Records for the task:
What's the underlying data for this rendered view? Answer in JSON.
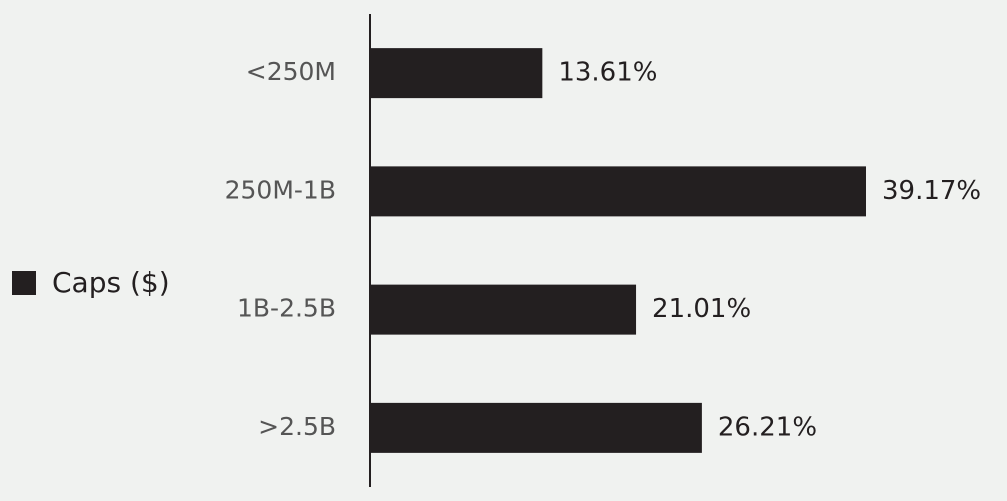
{
  "chart_data": {
    "type": "bar",
    "orientation": "horizontal",
    "categories": [
      "<250M",
      "250M-1B",
      "1B-2.5B",
      ">2.5B"
    ],
    "series": [
      {
        "name": "Caps ($)",
        "color": "#231f20",
        "values": [
          13.61,
          39.17,
          21.01,
          26.21
        ],
        "value_labels": [
          "13.61%",
          "39.17%",
          "21.01%",
          "26.21%"
        ]
      }
    ],
    "legend": "left"
  }
}
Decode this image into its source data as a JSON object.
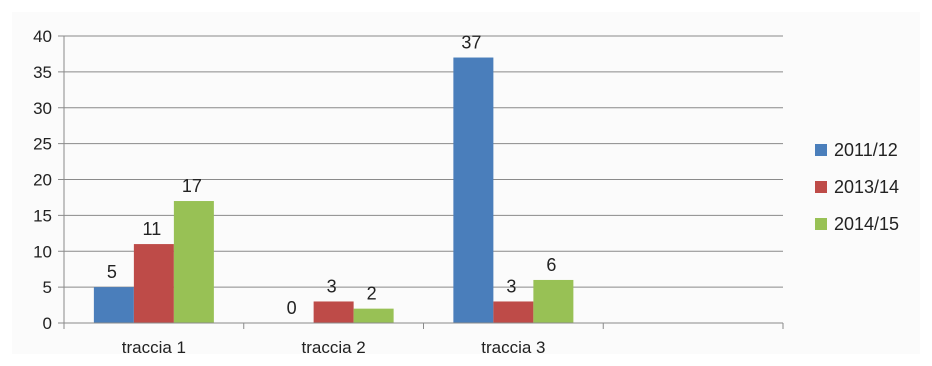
{
  "chart_data": {
    "type": "bar",
    "categories": [
      "traccia 1",
      "traccia 2",
      "traccia 3",
      ""
    ],
    "series": [
      {
        "name": "2011/12",
        "color": "#4a7ebb",
        "values": [
          5,
          0,
          37,
          null
        ]
      },
      {
        "name": "2013/14",
        "color": "#be4b48",
        "values": [
          11,
          3,
          3,
          null
        ]
      },
      {
        "name": "2014/15",
        "color": "#98c155",
        "values": [
          17,
          2,
          6,
          null
        ]
      }
    ],
    "ylim": [
      0,
      40
    ],
    "yticks": [
      "0",
      "5",
      "10",
      "15",
      "20",
      "25",
      "30",
      "35",
      "40"
    ],
    "grid": true,
    "legend_position": "right",
    "title": "",
    "xlabel": "",
    "ylabel": ""
  }
}
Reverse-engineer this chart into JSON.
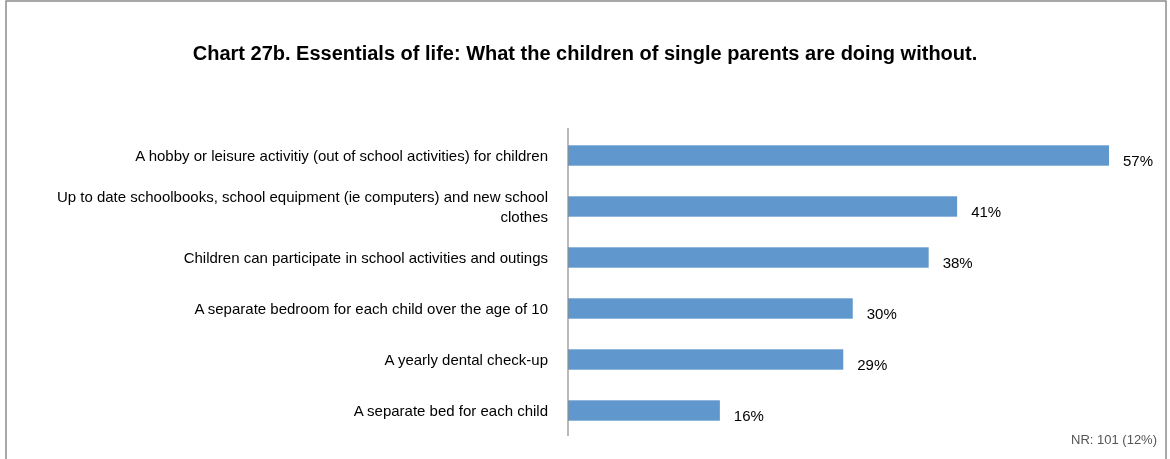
{
  "chart_data": {
    "type": "bar",
    "orientation": "horizontal",
    "title": "Chart 27b.  Essentials of life: What the children of single parents are doing without.",
    "categories": [
      "A hobby or leisure activitiy (out of school activities) for children",
      "Up to date schoolbooks, school equipment (ie computers) and new school clothes",
      "Children can participate in school activities and outings",
      "A separate bedroom for each child over the age of 10",
      "A yearly dental check-up",
      "A separate bed for each child"
    ],
    "values": [
      57,
      41,
      38,
      30,
      29,
      16
    ],
    "value_labels": [
      "57%",
      "41%",
      "38%",
      "30%",
      "29%",
      "16%"
    ],
    "color": "#6097cd",
    "annotations": [
      "NR: 101 (12%)"
    ]
  }
}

Task description:
Transcribe the material exactly, and leave out whatever pictures it holds.

The answer:
What's the underlying data for this rendered view? Answer in JSON.
{
  "chart_data": {
    "type": "bar",
    "orientation": "horizontal",
    "categories": [
      "<250M",
      "250M-1B",
      "1B-2.5B",
      ">2.5B"
    ],
    "series": [
      {
        "name": "Caps ($)",
        "color": "#231f20",
        "values": [
          13.61,
          39.17,
          21.01,
          26.21
        ],
        "value_labels": [
          "13.61%",
          "39.17%",
          "21.01%",
          "26.21%"
        ]
      }
    ],
    "legend": "left"
  }
}
Decode this image into its source data as a JSON object.
{
  "chart_data": {
    "type": "bar",
    "categories": [
      "traccia 1",
      "traccia 2",
      "traccia 3",
      ""
    ],
    "series": [
      {
        "name": "2011/12",
        "color": "#4a7ebb",
        "values": [
          5,
          0,
          37,
          null
        ]
      },
      {
        "name": "2013/14",
        "color": "#be4b48",
        "values": [
          11,
          3,
          3,
          null
        ]
      },
      {
        "name": "2014/15",
        "color": "#98c155",
        "values": [
          17,
          2,
          6,
          null
        ]
      }
    ],
    "ylim": [
      0,
      40
    ],
    "yticks": [
      "0",
      "5",
      "10",
      "15",
      "20",
      "25",
      "30",
      "35",
      "40"
    ],
    "grid": true,
    "legend_position": "right",
    "title": "",
    "xlabel": "",
    "ylabel": ""
  }
}
Reverse-engineer this chart into JSON.
{
  "chart_data": {
    "type": "bar",
    "orientation": "horizontal",
    "title": "Chart 27b.  Essentials of life: What the children of single parents are doing without.",
    "categories": [
      "A hobby or leisure activitiy (out of school activities) for children",
      "Up to date schoolbooks, school equipment (ie computers) and new school clothes",
      "Children can participate in school activities and outings",
      "A separate bedroom for each child over the age of 10",
      "A yearly dental check-up",
      "A separate bed for each child"
    ],
    "values": [
      57,
      41,
      38,
      30,
      29,
      16
    ],
    "value_labels": [
      "57%",
      "41%",
      "38%",
      "30%",
      "29%",
      "16%"
    ],
    "color": "#6097cd",
    "annotations": [
      "NR: 101 (12%)"
    ]
  }
}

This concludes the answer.